Activity:
Scan the entries below for the word "menyebar". Copy out every line in which it occurs.

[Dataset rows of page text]
________
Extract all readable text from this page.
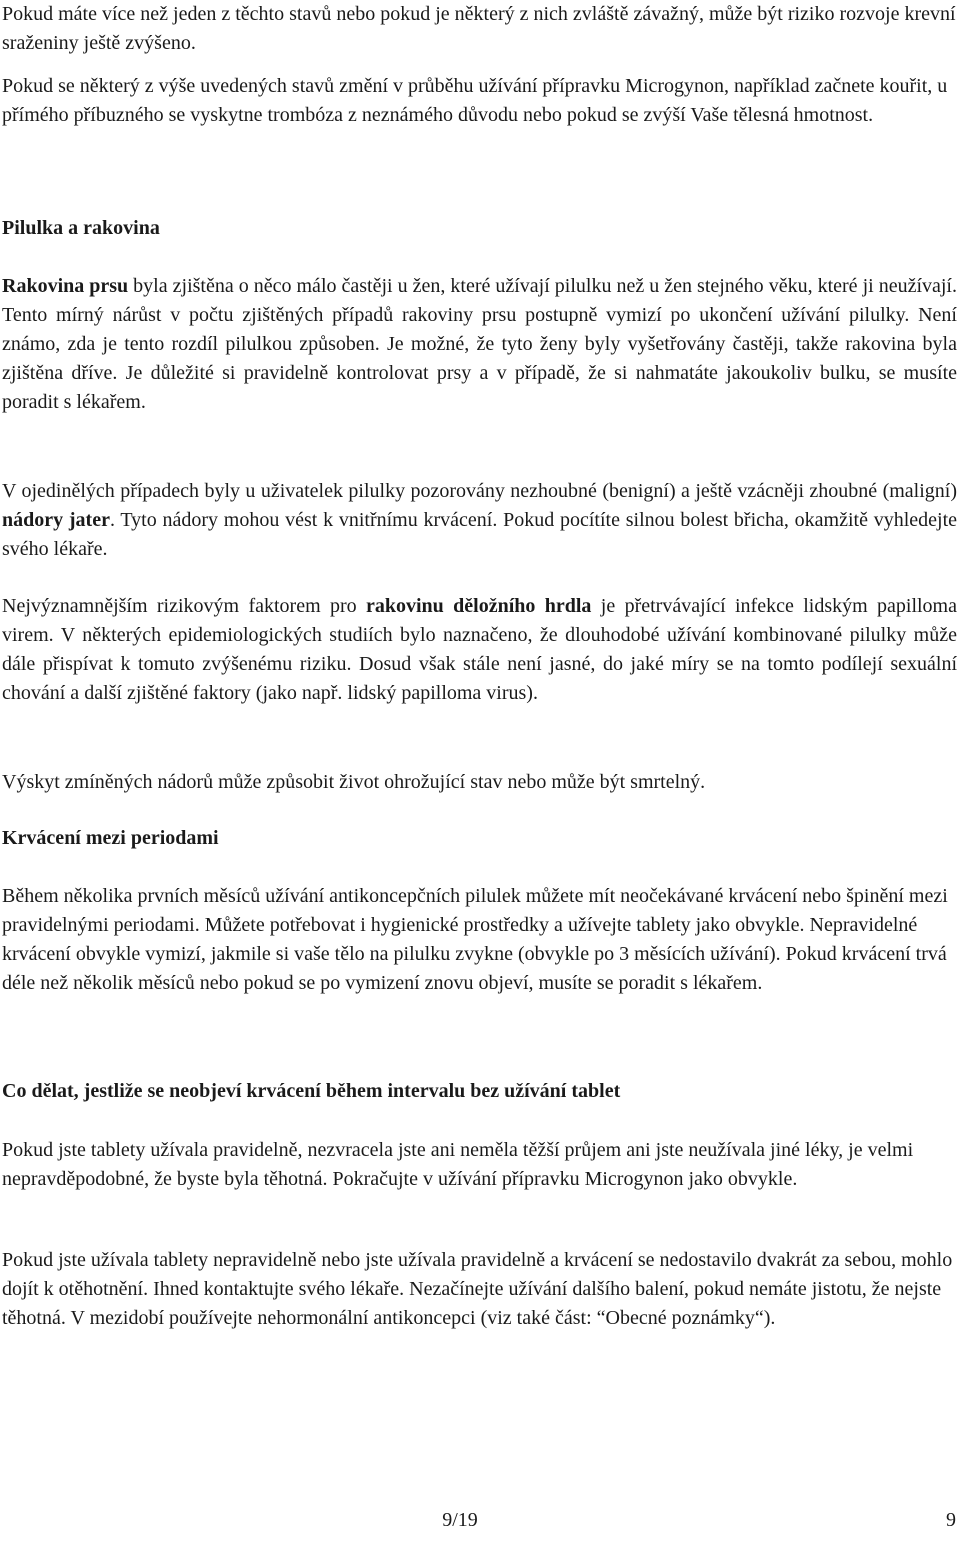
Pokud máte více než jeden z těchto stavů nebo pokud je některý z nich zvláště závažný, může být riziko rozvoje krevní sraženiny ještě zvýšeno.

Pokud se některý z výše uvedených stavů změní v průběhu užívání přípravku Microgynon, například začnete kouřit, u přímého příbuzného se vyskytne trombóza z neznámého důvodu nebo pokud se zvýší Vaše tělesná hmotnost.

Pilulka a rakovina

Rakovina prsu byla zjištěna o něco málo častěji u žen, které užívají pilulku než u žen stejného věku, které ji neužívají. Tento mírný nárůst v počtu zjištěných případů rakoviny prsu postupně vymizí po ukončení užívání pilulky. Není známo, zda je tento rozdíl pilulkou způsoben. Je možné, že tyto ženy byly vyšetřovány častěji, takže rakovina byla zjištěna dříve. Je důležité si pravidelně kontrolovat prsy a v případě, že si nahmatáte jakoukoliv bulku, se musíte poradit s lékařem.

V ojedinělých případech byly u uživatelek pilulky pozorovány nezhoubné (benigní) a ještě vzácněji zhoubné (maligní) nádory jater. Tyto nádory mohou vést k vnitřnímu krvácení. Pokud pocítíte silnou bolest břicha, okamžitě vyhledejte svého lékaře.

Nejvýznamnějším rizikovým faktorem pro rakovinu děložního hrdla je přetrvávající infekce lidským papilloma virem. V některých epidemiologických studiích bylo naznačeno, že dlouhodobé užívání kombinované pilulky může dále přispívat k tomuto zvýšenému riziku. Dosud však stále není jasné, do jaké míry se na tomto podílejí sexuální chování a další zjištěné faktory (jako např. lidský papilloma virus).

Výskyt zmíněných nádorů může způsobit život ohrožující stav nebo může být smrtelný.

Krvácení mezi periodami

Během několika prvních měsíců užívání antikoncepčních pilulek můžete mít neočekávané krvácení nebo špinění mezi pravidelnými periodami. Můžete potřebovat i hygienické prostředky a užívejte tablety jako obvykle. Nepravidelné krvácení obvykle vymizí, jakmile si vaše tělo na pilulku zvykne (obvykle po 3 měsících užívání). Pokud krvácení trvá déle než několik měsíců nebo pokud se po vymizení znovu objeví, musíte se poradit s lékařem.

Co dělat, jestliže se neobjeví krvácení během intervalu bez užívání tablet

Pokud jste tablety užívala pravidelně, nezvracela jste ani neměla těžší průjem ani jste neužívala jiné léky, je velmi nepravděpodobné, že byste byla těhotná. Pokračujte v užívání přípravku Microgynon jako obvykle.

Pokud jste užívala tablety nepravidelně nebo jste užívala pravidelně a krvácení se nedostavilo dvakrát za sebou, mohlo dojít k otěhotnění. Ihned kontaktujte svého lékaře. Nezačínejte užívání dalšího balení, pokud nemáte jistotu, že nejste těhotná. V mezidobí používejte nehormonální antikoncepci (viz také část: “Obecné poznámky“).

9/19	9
________
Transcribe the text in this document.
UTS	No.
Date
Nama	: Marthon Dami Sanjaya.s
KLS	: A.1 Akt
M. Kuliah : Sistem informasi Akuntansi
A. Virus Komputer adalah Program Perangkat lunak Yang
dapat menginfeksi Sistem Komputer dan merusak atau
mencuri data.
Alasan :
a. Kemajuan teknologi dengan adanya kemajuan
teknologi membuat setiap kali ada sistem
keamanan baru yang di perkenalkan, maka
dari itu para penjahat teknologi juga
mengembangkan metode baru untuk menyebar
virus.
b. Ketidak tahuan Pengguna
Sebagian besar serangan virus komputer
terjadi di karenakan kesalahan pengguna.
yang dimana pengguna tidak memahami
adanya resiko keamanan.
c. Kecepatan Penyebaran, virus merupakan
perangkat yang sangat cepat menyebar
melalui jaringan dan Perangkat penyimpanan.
________
Task result:
mengembangkan metode baru untuk menyebar
perangkat yang sangat cepat menyebar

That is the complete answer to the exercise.